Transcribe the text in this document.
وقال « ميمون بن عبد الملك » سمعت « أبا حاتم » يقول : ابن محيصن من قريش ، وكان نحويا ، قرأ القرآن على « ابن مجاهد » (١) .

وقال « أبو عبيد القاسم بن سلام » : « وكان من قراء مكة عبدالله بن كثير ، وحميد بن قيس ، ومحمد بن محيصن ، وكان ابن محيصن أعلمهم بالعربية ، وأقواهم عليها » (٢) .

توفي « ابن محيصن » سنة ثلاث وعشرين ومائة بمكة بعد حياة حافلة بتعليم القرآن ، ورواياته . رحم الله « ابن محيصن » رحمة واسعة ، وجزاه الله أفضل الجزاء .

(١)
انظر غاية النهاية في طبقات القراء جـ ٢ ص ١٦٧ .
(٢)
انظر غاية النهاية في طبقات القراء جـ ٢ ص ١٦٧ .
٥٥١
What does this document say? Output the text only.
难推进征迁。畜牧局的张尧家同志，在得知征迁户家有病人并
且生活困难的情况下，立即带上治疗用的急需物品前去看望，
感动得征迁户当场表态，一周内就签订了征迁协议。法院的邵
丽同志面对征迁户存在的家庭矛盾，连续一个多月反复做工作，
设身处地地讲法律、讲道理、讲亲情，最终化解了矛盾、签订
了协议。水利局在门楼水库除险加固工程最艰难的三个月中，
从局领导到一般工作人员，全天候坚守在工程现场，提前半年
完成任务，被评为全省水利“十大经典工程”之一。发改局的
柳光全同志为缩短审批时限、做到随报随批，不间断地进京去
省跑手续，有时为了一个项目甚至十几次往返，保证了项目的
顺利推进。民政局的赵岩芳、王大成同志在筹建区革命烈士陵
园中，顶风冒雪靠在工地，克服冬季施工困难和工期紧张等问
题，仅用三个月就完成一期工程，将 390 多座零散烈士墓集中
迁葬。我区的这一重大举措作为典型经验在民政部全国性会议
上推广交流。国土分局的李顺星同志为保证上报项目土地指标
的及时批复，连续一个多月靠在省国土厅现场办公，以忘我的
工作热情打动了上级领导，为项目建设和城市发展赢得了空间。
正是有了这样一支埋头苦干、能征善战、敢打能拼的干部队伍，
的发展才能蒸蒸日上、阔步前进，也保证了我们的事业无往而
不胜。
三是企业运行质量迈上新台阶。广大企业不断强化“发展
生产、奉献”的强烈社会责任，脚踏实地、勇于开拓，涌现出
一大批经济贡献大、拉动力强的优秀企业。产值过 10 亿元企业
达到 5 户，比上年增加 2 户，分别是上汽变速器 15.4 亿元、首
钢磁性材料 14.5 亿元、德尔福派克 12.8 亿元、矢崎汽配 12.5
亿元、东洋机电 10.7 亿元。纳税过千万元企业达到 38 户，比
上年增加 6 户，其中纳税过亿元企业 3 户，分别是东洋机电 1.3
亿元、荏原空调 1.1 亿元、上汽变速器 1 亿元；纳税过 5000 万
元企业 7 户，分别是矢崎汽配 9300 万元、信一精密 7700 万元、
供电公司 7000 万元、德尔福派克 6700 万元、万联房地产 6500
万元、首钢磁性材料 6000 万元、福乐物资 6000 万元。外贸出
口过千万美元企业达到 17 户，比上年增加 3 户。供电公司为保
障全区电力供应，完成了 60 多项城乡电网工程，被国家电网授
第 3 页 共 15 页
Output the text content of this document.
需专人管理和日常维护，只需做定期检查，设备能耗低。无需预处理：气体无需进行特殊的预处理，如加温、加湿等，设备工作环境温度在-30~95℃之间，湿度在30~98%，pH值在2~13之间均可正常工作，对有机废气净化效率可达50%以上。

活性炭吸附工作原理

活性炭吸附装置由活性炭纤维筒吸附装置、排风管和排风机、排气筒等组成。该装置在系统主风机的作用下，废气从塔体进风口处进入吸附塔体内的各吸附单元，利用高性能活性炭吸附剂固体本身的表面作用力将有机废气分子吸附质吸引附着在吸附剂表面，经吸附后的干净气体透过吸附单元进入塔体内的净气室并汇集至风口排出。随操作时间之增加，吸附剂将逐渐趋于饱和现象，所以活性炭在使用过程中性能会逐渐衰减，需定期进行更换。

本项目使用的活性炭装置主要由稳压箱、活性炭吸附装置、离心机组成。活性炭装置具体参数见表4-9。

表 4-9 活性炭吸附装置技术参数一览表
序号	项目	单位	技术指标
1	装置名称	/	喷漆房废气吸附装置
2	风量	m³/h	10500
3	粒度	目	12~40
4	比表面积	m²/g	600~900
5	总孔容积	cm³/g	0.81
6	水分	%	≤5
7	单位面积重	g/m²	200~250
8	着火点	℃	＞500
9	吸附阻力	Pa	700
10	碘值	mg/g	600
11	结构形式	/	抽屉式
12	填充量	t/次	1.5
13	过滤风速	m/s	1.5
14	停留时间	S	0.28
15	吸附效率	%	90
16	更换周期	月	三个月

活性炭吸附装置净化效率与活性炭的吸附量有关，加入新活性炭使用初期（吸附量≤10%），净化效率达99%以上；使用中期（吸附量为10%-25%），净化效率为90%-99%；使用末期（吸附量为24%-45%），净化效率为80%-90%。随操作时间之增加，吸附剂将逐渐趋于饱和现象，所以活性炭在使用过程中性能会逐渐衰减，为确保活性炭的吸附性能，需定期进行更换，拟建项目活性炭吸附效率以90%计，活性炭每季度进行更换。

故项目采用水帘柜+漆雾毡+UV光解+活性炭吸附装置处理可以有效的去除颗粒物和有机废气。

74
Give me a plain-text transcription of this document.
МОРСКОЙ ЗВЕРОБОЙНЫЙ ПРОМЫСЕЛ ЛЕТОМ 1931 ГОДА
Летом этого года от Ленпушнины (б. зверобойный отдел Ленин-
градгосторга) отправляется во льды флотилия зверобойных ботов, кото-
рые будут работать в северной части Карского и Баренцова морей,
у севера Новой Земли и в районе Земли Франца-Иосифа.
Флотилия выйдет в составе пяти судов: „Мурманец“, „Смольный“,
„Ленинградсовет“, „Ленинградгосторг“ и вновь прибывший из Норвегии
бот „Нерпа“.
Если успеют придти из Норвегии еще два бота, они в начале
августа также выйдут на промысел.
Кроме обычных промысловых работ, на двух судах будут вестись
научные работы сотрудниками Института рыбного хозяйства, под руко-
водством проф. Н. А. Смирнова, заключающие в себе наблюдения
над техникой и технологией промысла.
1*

————————

_Stated exercise:_
Answer with one number: how many lines in the listing hold "وكان".

_The result:_
2